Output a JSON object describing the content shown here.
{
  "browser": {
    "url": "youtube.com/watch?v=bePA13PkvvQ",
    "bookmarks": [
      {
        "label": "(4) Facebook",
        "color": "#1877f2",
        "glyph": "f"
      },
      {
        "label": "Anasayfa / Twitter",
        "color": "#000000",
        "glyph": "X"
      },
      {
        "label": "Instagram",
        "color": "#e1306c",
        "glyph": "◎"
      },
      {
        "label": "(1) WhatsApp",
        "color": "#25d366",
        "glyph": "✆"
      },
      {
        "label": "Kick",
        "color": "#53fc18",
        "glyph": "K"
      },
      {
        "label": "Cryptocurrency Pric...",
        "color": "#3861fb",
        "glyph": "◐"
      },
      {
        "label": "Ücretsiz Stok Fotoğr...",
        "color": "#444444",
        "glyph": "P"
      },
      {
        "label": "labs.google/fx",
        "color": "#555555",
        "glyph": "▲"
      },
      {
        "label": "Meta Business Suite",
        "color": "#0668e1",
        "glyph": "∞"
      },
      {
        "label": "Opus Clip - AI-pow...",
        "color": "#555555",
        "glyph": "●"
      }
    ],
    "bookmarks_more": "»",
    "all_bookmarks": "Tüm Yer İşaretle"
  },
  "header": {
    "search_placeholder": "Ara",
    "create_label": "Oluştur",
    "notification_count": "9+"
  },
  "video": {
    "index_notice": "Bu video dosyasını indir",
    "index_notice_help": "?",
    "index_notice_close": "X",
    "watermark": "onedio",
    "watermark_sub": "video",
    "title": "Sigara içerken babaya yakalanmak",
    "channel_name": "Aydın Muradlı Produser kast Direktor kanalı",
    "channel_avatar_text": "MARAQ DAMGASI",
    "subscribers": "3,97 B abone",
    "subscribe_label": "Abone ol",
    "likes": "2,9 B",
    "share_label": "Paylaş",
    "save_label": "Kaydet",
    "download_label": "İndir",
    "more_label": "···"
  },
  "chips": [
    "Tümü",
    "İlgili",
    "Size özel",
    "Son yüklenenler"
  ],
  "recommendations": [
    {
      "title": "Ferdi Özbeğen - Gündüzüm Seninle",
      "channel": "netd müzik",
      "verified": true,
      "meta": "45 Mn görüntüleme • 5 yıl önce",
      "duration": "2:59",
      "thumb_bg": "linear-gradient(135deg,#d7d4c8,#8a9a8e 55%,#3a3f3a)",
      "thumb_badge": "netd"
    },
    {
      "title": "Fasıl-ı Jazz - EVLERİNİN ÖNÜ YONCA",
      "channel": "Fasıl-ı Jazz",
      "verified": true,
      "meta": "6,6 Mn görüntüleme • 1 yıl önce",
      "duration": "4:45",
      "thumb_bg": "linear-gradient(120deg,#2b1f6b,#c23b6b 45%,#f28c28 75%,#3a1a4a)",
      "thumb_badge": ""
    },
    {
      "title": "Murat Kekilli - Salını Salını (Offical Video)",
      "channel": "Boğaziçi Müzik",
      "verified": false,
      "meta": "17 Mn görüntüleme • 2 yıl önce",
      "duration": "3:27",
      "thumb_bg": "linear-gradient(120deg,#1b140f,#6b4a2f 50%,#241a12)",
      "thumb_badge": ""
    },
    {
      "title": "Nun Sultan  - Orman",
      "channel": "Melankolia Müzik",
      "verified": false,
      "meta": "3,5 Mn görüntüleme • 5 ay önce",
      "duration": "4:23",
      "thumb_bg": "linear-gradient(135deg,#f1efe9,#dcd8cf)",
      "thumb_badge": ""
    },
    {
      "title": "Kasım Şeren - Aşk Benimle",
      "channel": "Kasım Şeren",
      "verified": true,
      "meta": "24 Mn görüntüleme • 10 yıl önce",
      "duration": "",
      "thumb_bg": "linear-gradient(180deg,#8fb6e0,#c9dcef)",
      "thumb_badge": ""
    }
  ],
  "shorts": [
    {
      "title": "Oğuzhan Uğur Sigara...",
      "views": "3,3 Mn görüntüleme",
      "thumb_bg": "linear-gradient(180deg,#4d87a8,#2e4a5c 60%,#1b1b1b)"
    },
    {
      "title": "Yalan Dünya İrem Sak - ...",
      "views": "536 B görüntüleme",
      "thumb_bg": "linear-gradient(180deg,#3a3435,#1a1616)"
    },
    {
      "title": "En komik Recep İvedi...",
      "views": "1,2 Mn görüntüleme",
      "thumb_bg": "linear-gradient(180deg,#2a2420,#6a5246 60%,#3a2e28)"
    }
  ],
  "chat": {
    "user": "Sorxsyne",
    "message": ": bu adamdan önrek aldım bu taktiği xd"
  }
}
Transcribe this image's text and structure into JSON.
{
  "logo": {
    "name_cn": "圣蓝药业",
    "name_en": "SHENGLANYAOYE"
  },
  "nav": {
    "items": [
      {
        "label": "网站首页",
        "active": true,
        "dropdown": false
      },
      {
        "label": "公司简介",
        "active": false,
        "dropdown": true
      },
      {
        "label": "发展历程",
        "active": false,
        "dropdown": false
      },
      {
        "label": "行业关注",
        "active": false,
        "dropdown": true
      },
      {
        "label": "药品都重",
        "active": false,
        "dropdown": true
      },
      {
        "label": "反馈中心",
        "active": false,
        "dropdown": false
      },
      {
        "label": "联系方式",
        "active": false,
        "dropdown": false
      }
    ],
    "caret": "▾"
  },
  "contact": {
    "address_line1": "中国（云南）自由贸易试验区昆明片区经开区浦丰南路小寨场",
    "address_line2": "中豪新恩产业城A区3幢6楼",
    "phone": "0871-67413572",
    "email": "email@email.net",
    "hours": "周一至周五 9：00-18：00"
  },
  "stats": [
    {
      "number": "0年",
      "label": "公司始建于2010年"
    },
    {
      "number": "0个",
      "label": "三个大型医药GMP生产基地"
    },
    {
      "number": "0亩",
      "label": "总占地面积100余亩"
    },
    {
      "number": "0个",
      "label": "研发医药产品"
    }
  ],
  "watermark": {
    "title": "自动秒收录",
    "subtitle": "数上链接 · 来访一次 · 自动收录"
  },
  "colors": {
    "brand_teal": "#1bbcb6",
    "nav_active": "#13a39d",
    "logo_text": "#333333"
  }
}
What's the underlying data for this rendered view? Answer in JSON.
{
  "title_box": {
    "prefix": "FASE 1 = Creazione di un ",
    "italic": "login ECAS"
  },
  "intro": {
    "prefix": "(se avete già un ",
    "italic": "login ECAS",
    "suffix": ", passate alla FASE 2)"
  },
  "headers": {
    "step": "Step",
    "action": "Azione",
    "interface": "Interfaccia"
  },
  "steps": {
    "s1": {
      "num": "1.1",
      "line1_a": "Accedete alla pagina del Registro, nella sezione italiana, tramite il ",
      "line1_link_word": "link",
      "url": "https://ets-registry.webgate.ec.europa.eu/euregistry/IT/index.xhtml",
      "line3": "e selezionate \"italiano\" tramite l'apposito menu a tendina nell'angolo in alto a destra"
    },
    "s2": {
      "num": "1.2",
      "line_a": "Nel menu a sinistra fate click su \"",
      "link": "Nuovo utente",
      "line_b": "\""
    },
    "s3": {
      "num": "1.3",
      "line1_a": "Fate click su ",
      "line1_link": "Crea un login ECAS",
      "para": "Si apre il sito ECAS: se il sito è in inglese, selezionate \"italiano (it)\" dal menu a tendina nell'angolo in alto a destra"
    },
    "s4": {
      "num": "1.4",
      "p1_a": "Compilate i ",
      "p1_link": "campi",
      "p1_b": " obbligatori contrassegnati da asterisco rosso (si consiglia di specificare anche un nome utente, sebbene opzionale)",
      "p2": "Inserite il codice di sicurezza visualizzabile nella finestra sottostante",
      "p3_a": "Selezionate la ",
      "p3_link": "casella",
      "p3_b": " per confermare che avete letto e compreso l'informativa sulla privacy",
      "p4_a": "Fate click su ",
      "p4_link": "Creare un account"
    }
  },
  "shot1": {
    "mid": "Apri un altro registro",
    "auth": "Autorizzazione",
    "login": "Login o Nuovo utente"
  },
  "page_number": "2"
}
____
WHAT NEEDS TO BE DONE. Check each line above for the word "click", and copy the lines where it appears.

SOLUTION.
      "line_a": "Nel menu a sinistra fate click su \"",
      "line1_a": "Fate click su ",
      "p4_a": "Fate click su ",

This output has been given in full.